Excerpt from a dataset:
_ _ _ _ _ _ _

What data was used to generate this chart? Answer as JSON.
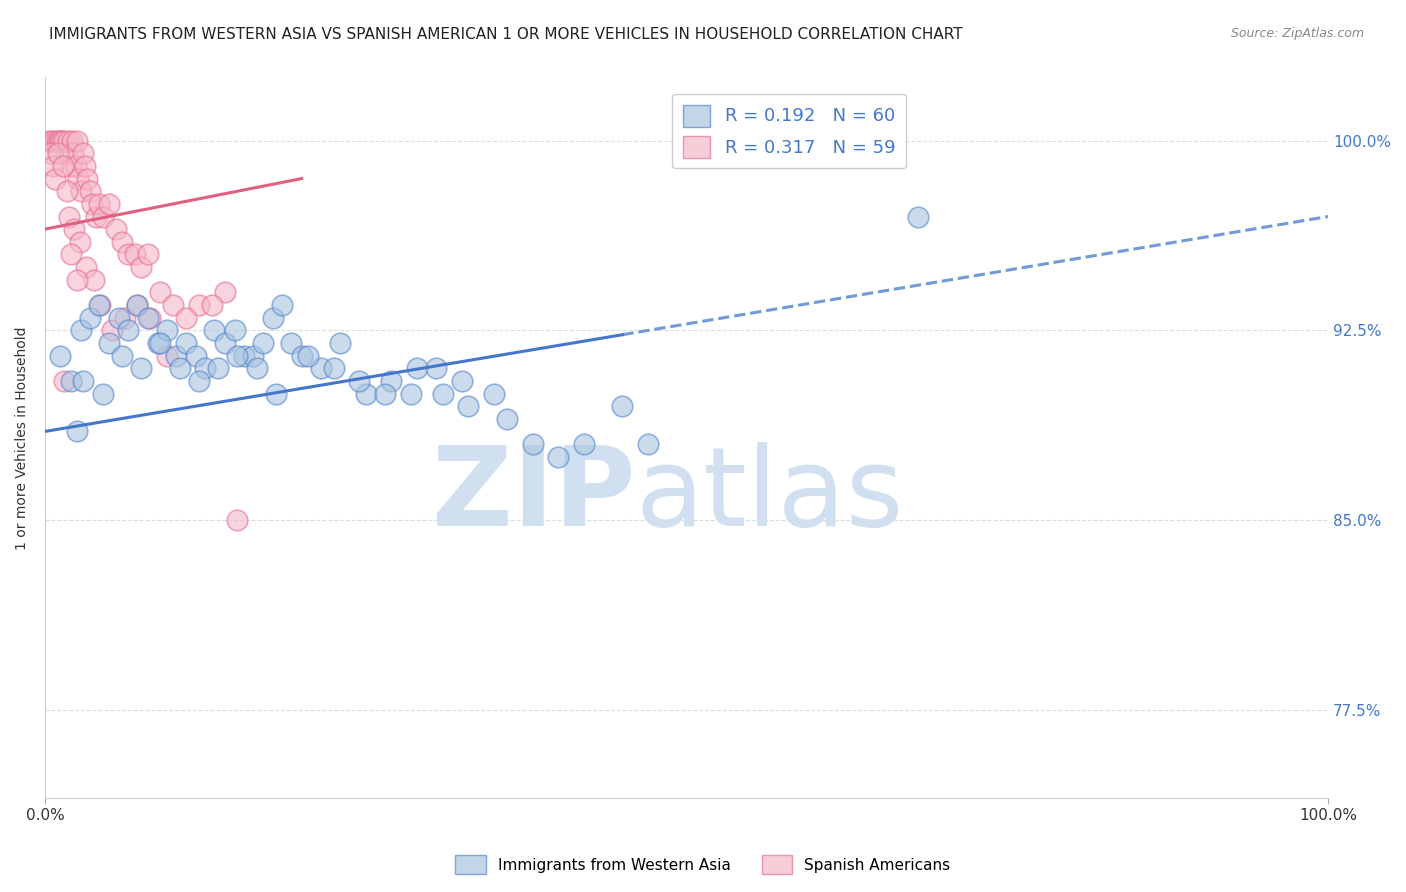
{
  "title": "IMMIGRANTS FROM WESTERN ASIA VS SPANISH AMERICAN 1 OR MORE VEHICLES IN HOUSEHOLD CORRELATION CHART",
  "source_text": "Source: ZipAtlas.com",
  "ylabel": "1 or more Vehicles in Household",
  "legend_blue_label": "Immigrants from Western Asia",
  "legend_pink_label": "Spanish Americans",
  "R_blue": 0.192,
  "N_blue": 60,
  "R_pink": 0.317,
  "N_pink": 59,
  "x_min": 0.0,
  "x_max": 100.0,
  "y_min": 74.0,
  "y_max": 102.5,
  "yticks": [
    77.5,
    85.0,
    92.5,
    100.0
  ],
  "ytick_labels": [
    "77.5%",
    "85.0%",
    "92.5%",
    "100.0%"
  ],
  "background_color": "#ffffff",
  "grid_color": "#dddddd",
  "blue_color": "#aac4e0",
  "pink_color": "#f5b8c8",
  "blue_edge_color": "#5588cc",
  "pink_edge_color": "#e87090",
  "blue_line_color": "#4477cc",
  "pink_line_color": "#e06080",
  "watermark_color": "#d0e0f0",
  "title_fontsize": 11,
  "axis_label_fontsize": 10,
  "tick_fontsize": 11,
  "blue_scatter_x": [
    1.2,
    2.0,
    2.8,
    3.5,
    4.2,
    5.0,
    5.8,
    6.5,
    7.2,
    8.0,
    8.8,
    9.5,
    10.2,
    11.0,
    11.8,
    12.5,
    13.2,
    14.0,
    14.8,
    15.5,
    16.2,
    17.0,
    17.8,
    18.5,
    19.2,
    20.0,
    21.5,
    23.0,
    25.0,
    27.0,
    29.0,
    31.0,
    33.0,
    35.0,
    38.0,
    40.0,
    42.0,
    45.0,
    47.0,
    3.0,
    4.5,
    6.0,
    7.5,
    9.0,
    10.5,
    12.0,
    13.5,
    15.0,
    16.5,
    18.0,
    20.5,
    22.5,
    24.5,
    26.5,
    28.5,
    30.5,
    32.5,
    36.0,
    68.0,
    2.5
  ],
  "blue_scatter_y": [
    91.5,
    90.5,
    92.5,
    93.0,
    93.5,
    92.0,
    93.0,
    92.5,
    93.5,
    93.0,
    92.0,
    92.5,
    91.5,
    92.0,
    91.5,
    91.0,
    92.5,
    92.0,
    92.5,
    91.5,
    91.5,
    92.0,
    93.0,
    93.5,
    92.0,
    91.5,
    91.0,
    92.0,
    90.0,
    90.5,
    91.0,
    90.0,
    89.5,
    90.0,
    88.0,
    87.5,
    88.0,
    89.5,
    88.0,
    90.5,
    90.0,
    91.5,
    91.0,
    92.0,
    91.0,
    90.5,
    91.0,
    91.5,
    91.0,
    90.0,
    91.5,
    91.0,
    90.5,
    90.0,
    90.0,
    91.0,
    90.5,
    89.0,
    97.0,
    88.5
  ],
  "pink_scatter_x": [
    0.3,
    0.5,
    0.7,
    0.9,
    1.1,
    1.2,
    1.3,
    1.5,
    1.6,
    1.8,
    2.0,
    2.1,
    2.2,
    2.4,
    2.5,
    2.6,
    2.8,
    3.0,
    3.1,
    3.3,
    3.5,
    3.7,
    4.0,
    4.2,
    4.5,
    5.0,
    5.5,
    6.0,
    6.5,
    7.0,
    7.5,
    8.0,
    9.0,
    10.0,
    12.0,
    14.0,
    0.4,
    0.6,
    0.8,
    1.0,
    1.4,
    1.7,
    1.9,
    2.3,
    2.7,
    3.2,
    3.8,
    4.3,
    5.2,
    6.2,
    7.2,
    8.2,
    9.5,
    11.0,
    13.0,
    15.0,
    2.0,
    2.5,
    1.5
  ],
  "pink_scatter_y": [
    100.0,
    100.0,
    100.0,
    100.0,
    100.0,
    100.0,
    100.0,
    100.0,
    99.5,
    100.0,
    99.0,
    100.0,
    99.5,
    99.0,
    100.0,
    98.5,
    98.0,
    99.5,
    99.0,
    98.5,
    98.0,
    97.5,
    97.0,
    97.5,
    97.0,
    97.5,
    96.5,
    96.0,
    95.5,
    95.5,
    95.0,
    95.5,
    94.0,
    93.5,
    93.5,
    94.0,
    99.5,
    99.0,
    98.5,
    99.5,
    99.0,
    98.0,
    97.0,
    96.5,
    96.0,
    95.0,
    94.5,
    93.5,
    92.5,
    93.0,
    93.5,
    93.0,
    91.5,
    93.0,
    93.5,
    85.0,
    95.5,
    94.5,
    90.5
  ],
  "blue_trend_x0": 0.0,
  "blue_trend_y0": 88.5,
  "blue_trend_x1": 100.0,
  "blue_trend_y1": 97.0,
  "pink_trend_x0": 0.0,
  "pink_trend_y0": 96.5,
  "pink_trend_x1": 20.0,
  "pink_trend_y1": 98.5,
  "blue_solid_end": 45.0,
  "pink_solid_end": 18.0
}
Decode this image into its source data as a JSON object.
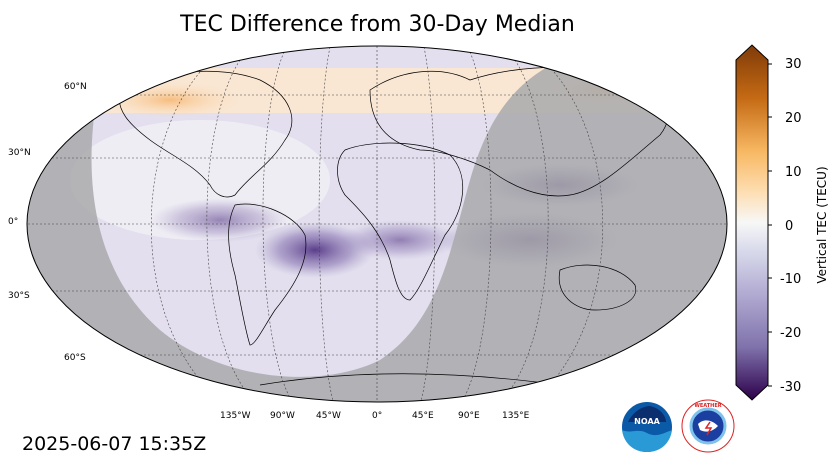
{
  "title": "TEC Difference from 30-Day Median",
  "timestamp": "2025-06-07 15:35Z",
  "colorbar": {
    "label": "Vertical TEC (TECU)",
    "ticks": [
      "30",
      "20",
      "10",
      "0",
      "-10",
      "-20",
      "-30"
    ],
    "range": [
      -30,
      30
    ],
    "colormap": "PuOr (purple = negative, orange = positive)"
  },
  "map": {
    "projection": "Robinson",
    "lat_labels": [
      "60°N",
      "30°N",
      "0°",
      "30°S",
      "60°S"
    ],
    "lon_labels": [
      "135°W",
      "90°W",
      "45°W",
      "0°",
      "45°E",
      "90°E",
      "135°E"
    ],
    "night_shading": "grey",
    "colors": {
      "ocean_day": "#ece9f2",
      "night": "#a9a9ac",
      "negative": "#5e3c99",
      "positive": "#f7c58a"
    }
  },
  "logos": {
    "noaa": {
      "text": "NOAA"
    },
    "nws": {
      "text": "NATIONAL WEATHER SERVICE"
    }
  }
}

_ _ _ _ _ _ _

Task requirements → Restate the data above exactly, stripping out each image.

Answer below →
What data was used to generate this chart? Answer as JSON.
{
  "title": "IMMIGRANTS FROM WESTERN ASIA VS SPANISH AMERICAN 1 OR MORE VEHICLES IN HOUSEHOLD CORRELATION CHART",
  "source_text": "Source: ZipAtlas.com",
  "ylabel": "1 or more Vehicles in Household",
  "legend_blue_label": "Immigrants from Western Asia",
  "legend_pink_label": "Spanish Americans",
  "R_blue": 0.192,
  "N_blue": 60,
  "R_pink": 0.317,
  "N_pink": 59,
  "x_min": 0.0,
  "x_max": 100.0,
  "y_min": 74.0,
  "y_max": 102.5,
  "yticks": [
    77.5,
    85.0,
    92.5,
    100.0
  ],
  "ytick_labels": [
    "77.5%",
    "85.0%",
    "92.5%",
    "100.0%"
  ],
  "background_color": "#ffffff",
  "grid_color": "#dddddd",
  "blue_color": "#aac4e0",
  "pink_color": "#f5b8c8",
  "blue_edge_color": "#5588cc",
  "pink_edge_color": "#e87090",
  "blue_line_color": "#4477cc",
  "pink_line_color": "#e06080",
  "watermark_color": "#d0e0f0",
  "title_fontsize": 11,
  "axis_label_fontsize": 10,
  "tick_fontsize": 11,
  "blue_scatter_x": [
    1.2,
    2.0,
    2.8,
    3.5,
    4.2,
    5.0,
    5.8,
    6.5,
    7.2,
    8.0,
    8.8,
    9.5,
    10.2,
    11.0,
    11.8,
    12.5,
    13.2,
    14.0,
    14.8,
    15.5,
    16.2,
    17.0,
    17.8,
    18.5,
    19.2,
    20.0,
    21.5,
    23.0,
    25.0,
    27.0,
    29.0,
    31.0,
    33.0,
    35.0,
    38.0,
    40.0,
    42.0,
    45.0,
    47.0,
    3.0,
    4.5,
    6.0,
    7.5,
    9.0,
    10.5,
    12.0,
    13.5,
    15.0,
    16.5,
    18.0,
    20.5,
    22.5,
    24.5,
    26.5,
    28.5,
    30.5,
    32.5,
    36.0,
    68.0,
    2.5
  ],
  "blue_scatter_y": [
    91.5,
    90.5,
    92.5,
    93.0,
    93.5,
    92.0,
    93.0,
    92.5,
    93.5,
    93.0,
    92.0,
    92.5,
    91.5,
    92.0,
    91.5,
    91.0,
    92.5,
    92.0,
    92.5,
    91.5,
    91.5,
    92.0,
    93.0,
    93.5,
    92.0,
    91.5,
    91.0,
    92.0,
    90.0,
    90.5,
    91.0,
    90.0,
    89.5,
    90.0,
    88.0,
    87.5,
    88.0,
    89.5,
    88.0,
    90.5,
    90.0,
    91.5,
    91.0,
    92.0,
    91.0,
    90.5,
    91.0,
    91.5,
    91.0,
    90.0,
    91.5,
    91.0,
    90.5,
    90.0,
    90.0,
    91.0,
    90.5,
    89.0,
    97.0,
    88.5
  ],
  "pink_scatter_x": [
    0.3,
    0.5,
    0.7,
    0.9,
    1.1,
    1.2,
    1.3,
    1.5,
    1.6,
    1.8,
    2.0,
    2.1,
    2.2,
    2.4,
    2.5,
    2.6,
    2.8,
    3.0,
    3.1,
    3.3,
    3.5,
    3.7,
    4.0,
    4.2,
    4.5,
    5.0,
    5.5,
    6.0,
    6.5,
    7.0,
    7.5,
    8.0,
    9.0,
    10.0,
    12.0,
    14.0,
    0.4,
    0.6,
    0.8,
    1.0,
    1.4,
    1.7,
    1.9,
    2.3,
    2.7,
    3.2,
    3.8,
    4.3,
    5.2,
    6.2,
    7.2,
    8.2,
    9.5,
    11.0,
    13.0,
    15.0,
    2.0,
    2.5,
    1.5
  ],
  "pink_scatter_y": [
    100.0,
    100.0,
    100.0,
    100.0,
    100.0,
    100.0,
    100.0,
    100.0,
    99.5,
    100.0,
    99.0,
    100.0,
    99.5,
    99.0,
    100.0,
    98.5,
    98.0,
    99.5,
    99.0,
    98.5,
    98.0,
    97.5,
    97.0,
    97.5,
    97.0,
    97.5,
    96.5,
    96.0,
    95.5,
    95.5,
    95.0,
    95.5,
    94.0,
    93.5,
    93.5,
    94.0,
    99.5,
    99.0,
    98.5,
    99.5,
    99.0,
    98.0,
    97.0,
    96.5,
    96.0,
    95.0,
    94.5,
    93.5,
    92.5,
    93.0,
    93.5,
    93.0,
    91.5,
    93.0,
    93.5,
    85.0,
    95.5,
    94.5,
    90.5
  ],
  "blue_trend_x0": 0.0,
  "blue_trend_y0": 88.5,
  "blue_trend_x1": 100.0,
  "blue_trend_y1": 97.0,
  "pink_trend_x0": 0.0,
  "pink_trend_y0": 96.5,
  "pink_trend_x1": 20.0,
  "pink_trend_y1": 98.5,
  "blue_solid_end": 45.0,
  "pink_solid_end": 18.0
}
Decode this image into its source data as a JSON object.
{
  "title": "TEC Difference from 30-Day Median",
  "timestamp": "2025-06-07 15:35Z",
  "colorbar": {
    "label": "Vertical TEC (TECU)",
    "ticks": [
      "30",
      "20",
      "10",
      "0",
      "-10",
      "-20",
      "-30"
    ],
    "range": [
      -30,
      30
    ],
    "colormap": "PuOr (purple = negative, orange = positive)"
  },
  "map": {
    "projection": "Robinson",
    "lat_labels": [
      "60°N",
      "30°N",
      "0°",
      "30°S",
      "60°S"
    ],
    "lon_labels": [
      "135°W",
      "90°W",
      "45°W",
      "0°",
      "45°E",
      "90°E",
      "135°E"
    ],
    "night_shading": "grey",
    "colors": {
      "ocean_day": "#ece9f2",
      "night": "#a9a9ac",
      "negative": "#5e3c99",
      "positive": "#f7c58a"
    }
  },
  "logos": {
    "noaa": {
      "text": "NOAA"
    },
    "nws": {
      "text": "NATIONAL WEATHER SERVICE"
    }
  }
}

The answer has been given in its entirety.